### Given data
-*-*-

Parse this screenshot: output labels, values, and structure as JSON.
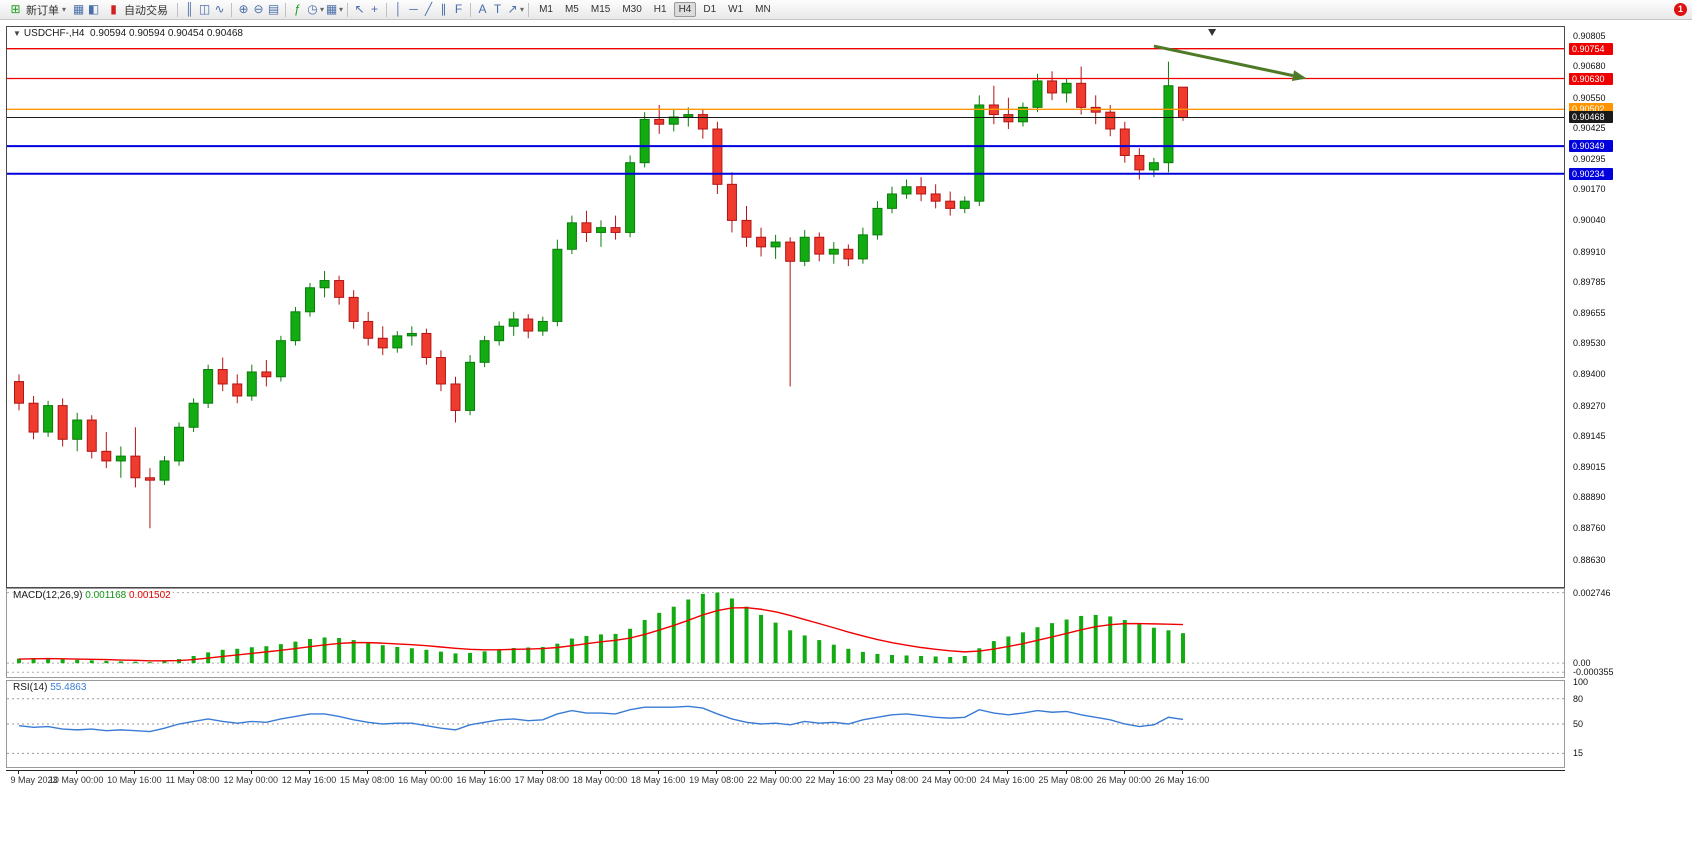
{
  "toolbar": {
    "new_order": "新订单",
    "autotrading": "自动交易",
    "timeframes": [
      "M1",
      "M5",
      "M15",
      "M30",
      "H1",
      "H4",
      "D1",
      "W1",
      "MN"
    ],
    "active_timeframe": "H4",
    "notification_count": "1",
    "icons": {
      "new_order": "⊞",
      "chart_window": "▦",
      "profiles": "◧",
      "autotrading": "▮",
      "bars": "║",
      "candles": "◫",
      "line": "∿",
      "zoom_in": "⊕",
      "zoom_out": "⊖",
      "tile": "▤",
      "indicators": "ƒ",
      "periods": "◷",
      "templates": "▦",
      "cursor": "↖",
      "crosshair": "+",
      "vline": "│",
      "hline": "─",
      "trendline": "╱",
      "channel": "∥",
      "fibo": "F",
      "text": "A",
      "label": "T",
      "shapes": "↗",
      "caret": "▾",
      "collapse": "▼"
    }
  },
  "chart": {
    "title": "USDCHF-,H4",
    "ohlc": "0.90594 0.90594 0.90454 0.90468",
    "price_axis": [
      "0.90805",
      "0.90680",
      "0.90550",
      "0.90425",
      "0.90295",
      "0.90170",
      "0.90040",
      "0.89910",
      "0.89785",
      "0.89655",
      "0.89530",
      "0.89400",
      "0.89270",
      "0.89145",
      "0.89015",
      "0.88890",
      "0.88760",
      "0.88630"
    ],
    "hlines": [
      {
        "price": 0.90754,
        "label": "0.90754",
        "color": "#ee0000",
        "width": 1.3,
        "type": "resistance-line-1"
      },
      {
        "price": 0.9063,
        "label": "0.90630",
        "color": "#ee0000",
        "width": 1.3,
        "type": "resistance-line-2"
      },
      {
        "price": 0.90502,
        "label": "0.90502",
        "color": "#ff9500",
        "width": 1.3,
        "type": "pivot-line"
      },
      {
        "price": 0.90468,
        "label": "0.90468",
        "color": "#1a1a1a",
        "width": 1.0,
        "type": "current-price"
      },
      {
        "price": 0.90349,
        "label": "0.90349",
        "color": "#0000dd",
        "width": 2.0,
        "type": "support-line-1"
      },
      {
        "price": 0.90234,
        "label": "0.90234",
        "color": "#0000dd",
        "width": 2.0,
        "type": "support-line-2"
      }
    ],
    "time_axis": [
      "9 May 2023",
      "10 May 00:00",
      "10 May 16:00",
      "11 May 08:00",
      "12 May 00:00",
      "12 May 16:00",
      "15 May 08:00",
      "16 May 00:00",
      "16 May 16:00",
      "17 May 08:00",
      "18 May 00:00",
      "18 May 16:00",
      "19 May 08:00",
      "22 May 00:00",
      "22 May 16:00",
      "23 May 08:00",
      "24 May 00:00",
      "24 May 16:00",
      "25 May 08:00",
      "26 May 00:00",
      "26 May 16:00"
    ]
  },
  "indicators": {
    "macd": {
      "label": "MACD(12,26,9)",
      "value_main": "0.001168",
      "value_signal": "0.001502",
      "axis": [
        "0.002746",
        "0.00",
        "-0.000355"
      ]
    },
    "rsi": {
      "label": "RSI(14)",
      "value": "55.4863",
      "axis": [
        "100",
        "80",
        "50",
        "15"
      ]
    }
  },
  "colors": {
    "up": "#12ab12",
    "up_border": "#0a7d0a",
    "down": "#ef3a2e",
    "down_border": "#b31414",
    "macd_bar": "#12ab12",
    "macd_signal": "#f00000",
    "rsi_line": "#3a7bd5",
    "arrow": "#4e7a27",
    "accent_red": "#ee0000",
    "accent_blue": "#0000dd",
    "accent_orange": "#ff9500"
  },
  "chart_data": {
    "type": "candlestick",
    "symbol": "USDCHF",
    "timeframe": "H4",
    "price_range": [
      0.8852,
      0.9084
    ],
    "candles": [
      [
        0.8937,
        0.894,
        0.8925,
        0.8928
      ],
      [
        0.8928,
        0.8931,
        0.8913,
        0.8916
      ],
      [
        0.8916,
        0.8929,
        0.8914,
        0.8927
      ],
      [
        0.8927,
        0.893,
        0.891,
        0.8913
      ],
      [
        0.8913,
        0.8924,
        0.8908,
        0.8921
      ],
      [
        0.8921,
        0.8923,
        0.8905,
        0.8908
      ],
      [
        0.8908,
        0.8916,
        0.8901,
        0.8904
      ],
      [
        0.8904,
        0.891,
        0.8897,
        0.8906
      ],
      [
        0.8906,
        0.8918,
        0.8893,
        0.8897
      ],
      [
        0.8897,
        0.8901,
        0.8876,
        0.8896
      ],
      [
        0.8896,
        0.8906,
        0.8894,
        0.8904
      ],
      [
        0.8904,
        0.892,
        0.8902,
        0.8918
      ],
      [
        0.8918,
        0.893,
        0.8916,
        0.8928
      ],
      [
        0.8928,
        0.8944,
        0.8926,
        0.8942
      ],
      [
        0.8942,
        0.8947,
        0.8933,
        0.8936
      ],
      [
        0.8936,
        0.894,
        0.8928,
        0.8931
      ],
      [
        0.8931,
        0.8944,
        0.8929,
        0.8941
      ],
      [
        0.8941,
        0.8946,
        0.8935,
        0.8939
      ],
      [
        0.8939,
        0.8956,
        0.8937,
        0.8954
      ],
      [
        0.8954,
        0.8968,
        0.8952,
        0.8966
      ],
      [
        0.8966,
        0.8978,
        0.8964,
        0.8976
      ],
      [
        0.8976,
        0.8983,
        0.8972,
        0.8979
      ],
      [
        0.8979,
        0.8981,
        0.8969,
        0.8972
      ],
      [
        0.8972,
        0.8975,
        0.8959,
        0.8962
      ],
      [
        0.8962,
        0.8966,
        0.8952,
        0.8955
      ],
      [
        0.8955,
        0.896,
        0.8948,
        0.8951
      ],
      [
        0.8951,
        0.8958,
        0.8949,
        0.8956
      ],
      [
        0.8956,
        0.896,
        0.8952,
        0.8957
      ],
      [
        0.8957,
        0.8959,
        0.8944,
        0.8947
      ],
      [
        0.8947,
        0.895,
        0.8933,
        0.8936
      ],
      [
        0.8936,
        0.8939,
        0.892,
        0.8925
      ],
      [
        0.8925,
        0.8948,
        0.8923,
        0.8945
      ],
      [
        0.8945,
        0.8956,
        0.8943,
        0.8954
      ],
      [
        0.8954,
        0.8962,
        0.8952,
        0.896
      ],
      [
        0.896,
        0.8966,
        0.8956,
        0.8963
      ],
      [
        0.8963,
        0.8965,
        0.8955,
        0.8958
      ],
      [
        0.8958,
        0.8964,
        0.8956,
        0.8962
      ],
      [
        0.8962,
        0.8996,
        0.896,
        0.8992
      ],
      [
        0.8992,
        0.9006,
        0.899,
        0.9003
      ],
      [
        0.9003,
        0.9008,
        0.8995,
        0.8999
      ],
      [
        0.8999,
        0.9004,
        0.8993,
        0.9001
      ],
      [
        0.9001,
        0.9006,
        0.8996,
        0.8999
      ],
      [
        0.8999,
        0.9031,
        0.8997,
        0.9028
      ],
      [
        0.9028,
        0.9049,
        0.9026,
        0.9046
      ],
      [
        0.9046,
        0.9052,
        0.904,
        0.9044
      ],
      [
        0.9044,
        0.905,
        0.9041,
        0.9047
      ],
      [
        0.9047,
        0.9051,
        0.9043,
        0.9048
      ],
      [
        0.9048,
        0.905,
        0.9038,
        0.9042
      ],
      [
        0.9042,
        0.9045,
        0.9015,
        0.9019
      ],
      [
        0.9019,
        0.9024,
        0.8999,
        0.9004
      ],
      [
        0.9004,
        0.901,
        0.8993,
        0.8997
      ],
      [
        0.8997,
        0.9001,
        0.8989,
        0.8993
      ],
      [
        0.8993,
        0.8998,
        0.8988,
        0.8995
      ],
      [
        0.8995,
        0.8997,
        0.8935,
        0.8987
      ],
      [
        0.8987,
        0.9,
        0.8985,
        0.8997
      ],
      [
        0.8997,
        0.8999,
        0.8987,
        0.899
      ],
      [
        0.899,
        0.8995,
        0.8986,
        0.8992
      ],
      [
        0.8992,
        0.8994,
        0.8985,
        0.8988
      ],
      [
        0.8988,
        0.9001,
        0.8986,
        0.8998
      ],
      [
        0.8998,
        0.9012,
        0.8996,
        0.9009
      ],
      [
        0.9009,
        0.9018,
        0.9007,
        0.9015
      ],
      [
        0.9015,
        0.9021,
        0.9013,
        0.9018
      ],
      [
        0.9018,
        0.9022,
        0.9012,
        0.9015
      ],
      [
        0.9015,
        0.9019,
        0.9009,
        0.9012
      ],
      [
        0.9012,
        0.9016,
        0.9006,
        0.9009
      ],
      [
        0.9009,
        0.9014,
        0.9007,
        0.9012
      ],
      [
        0.9012,
        0.9056,
        0.901,
        0.9052
      ],
      [
        0.9052,
        0.906,
        0.9044,
        0.9048
      ],
      [
        0.9048,
        0.9055,
        0.9042,
        0.9045
      ],
      [
        0.9045,
        0.9053,
        0.9043,
        0.9051
      ],
      [
        0.9051,
        0.9065,
        0.9049,
        0.9062
      ],
      [
        0.9062,
        0.9066,
        0.9054,
        0.9057
      ],
      [
        0.9057,
        0.9063,
        0.9053,
        0.9061
      ],
      [
        0.9061,
        0.9068,
        0.9048,
        0.9051
      ],
      [
        0.9051,
        0.9056,
        0.9044,
        0.9049
      ],
      [
        0.9049,
        0.9052,
        0.9039,
        0.9042
      ],
      [
        0.9042,
        0.9045,
        0.9028,
        0.9031
      ],
      [
        0.9031,
        0.9034,
        0.9021,
        0.9025
      ],
      [
        0.9025,
        0.903,
        0.9022,
        0.9028
      ],
      [
        0.9028,
        0.907,
        0.9024,
        0.906
      ],
      [
        0.90594,
        0.90594,
        0.90454,
        0.90468
      ]
    ],
    "macd": {
      "range": [
        -0.0005,
        0.00285
      ],
      "levels": [
        0.002746,
        0,
        -0.000355
      ],
      "histogram": [
        0.00018,
        0.0002,
        0.00019,
        0.00016,
        0.00013,
        0.00011,
        9e-05,
        7e-05,
        6e-05,
        4e-05,
        8e-05,
        0.00016,
        0.00028,
        0.00042,
        0.00052,
        0.00056,
        0.00062,
        0.00066,
        0.00074,
        0.00084,
        0.00094,
        0.001,
        0.00098,
        0.0009,
        0.0008,
        0.0007,
        0.00063,
        0.00058,
        0.00052,
        0.00045,
        0.00038,
        0.0004,
        0.00046,
        0.00054,
        0.00059,
        0.00061,
        0.00063,
        0.00076,
        0.00096,
        0.00106,
        0.00112,
        0.00114,
        0.00134,
        0.00168,
        0.00196,
        0.0022,
        0.00248,
        0.0027,
        0.00275,
        0.00252,
        0.0022,
        0.00188,
        0.00158,
        0.00128,
        0.00108,
        0.0009,
        0.00072,
        0.00056,
        0.00044,
        0.00036,
        0.00032,
        0.0003,
        0.00028,
        0.00026,
        0.00024,
        0.00028,
        0.00058,
        0.00086,
        0.00104,
        0.0012,
        0.0014,
        0.00156,
        0.0017,
        0.00184,
        0.00188,
        0.00182,
        0.00168,
        0.00152,
        0.00138,
        0.00128,
        0.001168
      ],
      "signal": [
        0.00016,
        0.00017,
        0.00018,
        0.00017,
        0.00016,
        0.00015,
        0.00014,
        0.00012,
        0.00011,
        9e-05,
        9e-05,
        0.0001,
        0.00014,
        0.0002,
        0.00026,
        0.00032,
        0.00038,
        0.00044,
        0.0005,
        0.00057,
        0.00064,
        0.00071,
        0.00077,
        0.0008,
        0.0008,
        0.00078,
        0.00075,
        0.00072,
        0.00068,
        0.00063,
        0.00058,
        0.00054,
        0.00052,
        0.00052,
        0.00054,
        0.00055,
        0.00057,
        0.00061,
        0.00068,
        0.00076,
        0.00083,
        0.00089,
        0.00098,
        0.00112,
        0.00129,
        0.00147,
        0.00167,
        0.00188,
        0.00205,
        0.00215,
        0.00216,
        0.0021,
        0.002,
        0.00186,
        0.0017,
        0.00154,
        0.00138,
        0.00121,
        0.00106,
        0.00092,
        0.0008,
        0.0007,
        0.00061,
        0.00054,
        0.00048,
        0.00044,
        0.00047,
        0.00055,
        0.00065,
        0.00076,
        0.00089,
        0.00102,
        0.00116,
        0.0013,
        0.00142,
        0.0015,
        0.00154,
        0.00154,
        0.00153,
        0.00152,
        0.001502
      ]
    },
    "rsi": {
      "range": [
        0,
        100
      ],
      "levels": [
        80,
        50,
        15
      ],
      "values": [
        48,
        46,
        47,
        44,
        43,
        44,
        42,
        43,
        42,
        41,
        45,
        50,
        53,
        56,
        53,
        51,
        53,
        52,
        56,
        59,
        62,
        62,
        59,
        55,
        52,
        50,
        51,
        51,
        48,
        45,
        43,
        49,
        52,
        55,
        56,
        54,
        55,
        62,
        66,
        63,
        63,
        62,
        67,
        70,
        70,
        70,
        71,
        69,
        62,
        56,
        52,
        50,
        51,
        49,
        53,
        51,
        52,
        50,
        55,
        58,
        61,
        62,
        60,
        58,
        57,
        58,
        67,
        63,
        61,
        63,
        66,
        64,
        65,
        61,
        58,
        55,
        50,
        47,
        49,
        58,
        55.4863
      ]
    },
    "trend_arrow": {
      "i1": 78,
      "p1": 0.90765,
      "i2": 88.5,
      "p2": 0.9063
    },
    "shift_marker_index": 82
  }
}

-*-*-

### Problem description
Pull out all lines containing the word "resistance" from the entries above.

### Complete output
        "type": "resistance-line-1"
        "type": "resistance-line-2"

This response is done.